- _TEXTO DE ESTUDIO_
########

Los bomberos de Badajoz no pueden acudir automáticamente a sofocar un incendio en León sin que medien complejas negociaciones administrativas entre el gobierno autonómico extremeño y el de Castilla y León.
Esta fragmentación resulta especialmente grotesca cuando se contrasta con la UME, que no tiene "batallones autonómicos", sino que despliega sus 3.400 efectivos donde los necesita la nación.
¿Por qué la lógica que funciona para la defensa nacional no se aplica a la defensa medioambiental?
La gestión de Pedro Sánchez durante la pandemia ilustró perfectamente este problema estructural. Tras asumir inicialmente el control total con el estado de alarma, en agosto de 2020 cambió radicalmente el enfoque al ofrecer a las comunidades autónomas que fueran ellas quienes pidieran el estado de alarma.
Esta maniobra política transfirió el coste político de las decisiones más duras a los gobiernos regionales, pero también fragmentó la respuesta nacional en diecisiete enfoques diferentes.
El mismo patrón se repite con cada crisis. En la DANA de Valencia, Sánchez evitó hacer autocrítica y señaló directamente a Carlos Mazón: "No ha fallado el sistema, han fallado algunas de sus piezas".

########

- _FILAS DE DATOS_

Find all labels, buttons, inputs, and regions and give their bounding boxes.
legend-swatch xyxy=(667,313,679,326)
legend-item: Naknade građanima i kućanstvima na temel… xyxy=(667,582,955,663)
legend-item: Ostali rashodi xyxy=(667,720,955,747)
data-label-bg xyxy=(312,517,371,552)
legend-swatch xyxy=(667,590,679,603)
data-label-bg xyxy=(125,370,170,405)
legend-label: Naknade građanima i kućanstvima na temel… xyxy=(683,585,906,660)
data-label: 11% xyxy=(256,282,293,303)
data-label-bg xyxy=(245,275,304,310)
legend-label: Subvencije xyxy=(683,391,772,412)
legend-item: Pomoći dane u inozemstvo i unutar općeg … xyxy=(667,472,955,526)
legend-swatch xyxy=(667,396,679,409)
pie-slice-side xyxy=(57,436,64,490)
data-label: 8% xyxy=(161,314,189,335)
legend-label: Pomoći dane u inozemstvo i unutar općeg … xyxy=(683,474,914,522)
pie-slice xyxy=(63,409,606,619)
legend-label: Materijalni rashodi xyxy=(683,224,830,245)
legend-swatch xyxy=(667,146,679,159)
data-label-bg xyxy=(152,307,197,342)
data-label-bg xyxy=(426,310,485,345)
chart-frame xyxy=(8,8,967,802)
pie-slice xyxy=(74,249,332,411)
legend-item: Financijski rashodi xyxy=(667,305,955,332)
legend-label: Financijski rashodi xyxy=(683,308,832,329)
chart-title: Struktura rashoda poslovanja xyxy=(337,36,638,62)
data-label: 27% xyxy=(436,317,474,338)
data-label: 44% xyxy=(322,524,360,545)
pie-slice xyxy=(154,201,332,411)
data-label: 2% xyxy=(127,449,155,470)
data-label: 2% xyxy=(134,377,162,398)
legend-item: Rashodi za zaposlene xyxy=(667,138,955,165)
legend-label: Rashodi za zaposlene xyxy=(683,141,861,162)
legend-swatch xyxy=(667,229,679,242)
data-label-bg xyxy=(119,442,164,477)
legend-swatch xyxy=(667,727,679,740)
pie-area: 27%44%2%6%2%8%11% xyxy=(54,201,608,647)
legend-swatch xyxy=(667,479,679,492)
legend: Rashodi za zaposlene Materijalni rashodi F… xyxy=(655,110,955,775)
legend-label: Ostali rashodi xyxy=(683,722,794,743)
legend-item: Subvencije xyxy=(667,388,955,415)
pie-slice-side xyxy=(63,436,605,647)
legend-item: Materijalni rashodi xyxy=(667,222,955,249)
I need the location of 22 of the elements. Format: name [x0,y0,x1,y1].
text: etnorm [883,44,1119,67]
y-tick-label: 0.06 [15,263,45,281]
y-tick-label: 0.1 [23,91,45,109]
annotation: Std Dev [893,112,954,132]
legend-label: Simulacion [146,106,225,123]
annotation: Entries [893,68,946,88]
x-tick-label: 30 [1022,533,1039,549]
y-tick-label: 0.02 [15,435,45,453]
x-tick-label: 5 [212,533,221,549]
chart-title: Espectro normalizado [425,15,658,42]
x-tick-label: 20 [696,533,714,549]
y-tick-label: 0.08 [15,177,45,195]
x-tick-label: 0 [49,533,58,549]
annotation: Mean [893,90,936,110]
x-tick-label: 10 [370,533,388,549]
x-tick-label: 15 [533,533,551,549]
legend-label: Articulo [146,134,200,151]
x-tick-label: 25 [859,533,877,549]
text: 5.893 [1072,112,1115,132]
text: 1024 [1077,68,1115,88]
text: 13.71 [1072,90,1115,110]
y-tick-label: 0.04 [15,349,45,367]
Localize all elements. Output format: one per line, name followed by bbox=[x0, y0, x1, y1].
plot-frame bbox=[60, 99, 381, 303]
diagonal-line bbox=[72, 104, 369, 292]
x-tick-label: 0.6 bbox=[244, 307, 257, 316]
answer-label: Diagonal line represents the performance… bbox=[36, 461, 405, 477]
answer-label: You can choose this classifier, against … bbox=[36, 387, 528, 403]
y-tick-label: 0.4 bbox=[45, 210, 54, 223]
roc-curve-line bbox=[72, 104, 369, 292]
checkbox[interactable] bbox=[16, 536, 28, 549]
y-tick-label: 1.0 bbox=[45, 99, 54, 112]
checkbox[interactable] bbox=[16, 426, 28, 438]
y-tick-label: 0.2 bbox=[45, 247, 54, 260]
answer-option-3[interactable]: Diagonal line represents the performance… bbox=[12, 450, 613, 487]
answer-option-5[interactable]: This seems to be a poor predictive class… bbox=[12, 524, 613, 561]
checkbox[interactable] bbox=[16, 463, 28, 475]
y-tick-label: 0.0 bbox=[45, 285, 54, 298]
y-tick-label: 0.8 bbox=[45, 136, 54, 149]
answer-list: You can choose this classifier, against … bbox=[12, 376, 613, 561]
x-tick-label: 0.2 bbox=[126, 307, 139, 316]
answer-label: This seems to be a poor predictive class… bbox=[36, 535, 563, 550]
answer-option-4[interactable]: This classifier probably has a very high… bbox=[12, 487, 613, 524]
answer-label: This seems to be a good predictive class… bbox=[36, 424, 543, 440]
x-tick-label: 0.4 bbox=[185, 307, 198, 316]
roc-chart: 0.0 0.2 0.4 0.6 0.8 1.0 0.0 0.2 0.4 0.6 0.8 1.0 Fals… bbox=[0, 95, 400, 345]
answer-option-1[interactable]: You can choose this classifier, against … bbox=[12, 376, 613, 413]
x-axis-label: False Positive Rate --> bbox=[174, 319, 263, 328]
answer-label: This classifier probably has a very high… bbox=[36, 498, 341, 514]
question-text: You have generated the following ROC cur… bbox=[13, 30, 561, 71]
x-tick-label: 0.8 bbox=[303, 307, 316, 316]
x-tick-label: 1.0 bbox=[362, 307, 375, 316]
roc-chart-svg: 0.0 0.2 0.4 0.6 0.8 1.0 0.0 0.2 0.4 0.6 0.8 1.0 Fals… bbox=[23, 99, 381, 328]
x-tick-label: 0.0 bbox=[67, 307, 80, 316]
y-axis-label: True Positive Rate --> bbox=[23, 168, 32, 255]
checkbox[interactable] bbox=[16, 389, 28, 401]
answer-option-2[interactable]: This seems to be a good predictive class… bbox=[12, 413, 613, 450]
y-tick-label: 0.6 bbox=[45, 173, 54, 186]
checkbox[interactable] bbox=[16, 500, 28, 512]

########

- _TAREAS_
1 – Transcribe el pasaje del texto sobre la fragmentación autonómica ante las emergencias que empieza en "Esta maniobra política" y termina en "diecisiete enfoques diferentes.".
2 – Traduce al inglés esta oración del texto sobre la fragmentación autonómica ante las emergencias: "¿Por qué la lógica que funciona para la defensa nacional no se aplica a la defensa medioambiental?"
3 – Prosigue el texto sobre la fragmentación autonómica ante las emergencias a partir del punto en que se interrumpe.
Las filas no guardan relación con el texto sobre la fragmentación autonómica ante las emergencias.

- _RESPUESTAS_
1 –
Esta maniobra política transfirió el coste político de las decisiones más duras a los gobiernos regionales, pero también fragmentó la respuesta nacional en diecisiete enfoques diferentes.

2 – Why is the logic that works for national defense not applied to environmental defense?

3 –
Tras el apagón energético de abril, culpó sistemáticamente a "la responsabilidad de los operadores privados".
En La Palma, tres años después de la erupción, los damnificados siguen viviendo en contenedores marítimos mientras las ayudas prometidas no llegan y el presidente rechaza reunirse con los afectados.
Isabel Díaz Ayuso propuso en diciembre de 2024, durante la Conferencia de Presidentes en Cantabria, la creación de una Secretaría de Estado de Emergencias "con refuerzo de los sistemas de prevención, mando y coordinación del Estado ante catástrofes de interés nacional".
También sugirió una Ley de Coordinación de Servicios de Extinción de Incendios que permitiera "aprovechar de manera eficaz, ante grandes emergencias, las capacidades de los 22.000 bomberos" dispersos por todo el territorio.
La propuesta de la presidenta madrileña no es una ocurrencia populista, es puro sentido común. Los desastres naturales no entienden de fronteras autonómicas, pero nuestro sistema de respuesta sí.
El resultado en la práctica es que mientras el fuego se extiende de Castilla y León a Galicia sin solicitar permisos administrativos, los recursos para combatirlo permanecen encorsetados en diecisiete compartimentos estancos.
Los defensores del modelo autonómico argumentan que las comunidades conocen mejor su territorio y, por tanto, pueden responder más eficazmente.
Es un argumento válido para muchas políticas públicas, pero falaz ante las grandes emergencias. Cuando un incendio supera las 10.000 hectáreas, cuando una DANA arrasa comarcas enteras, cuando un volcán sepulta poblaciones, la "proximidad" autonómica se convierte en miopía estratégica.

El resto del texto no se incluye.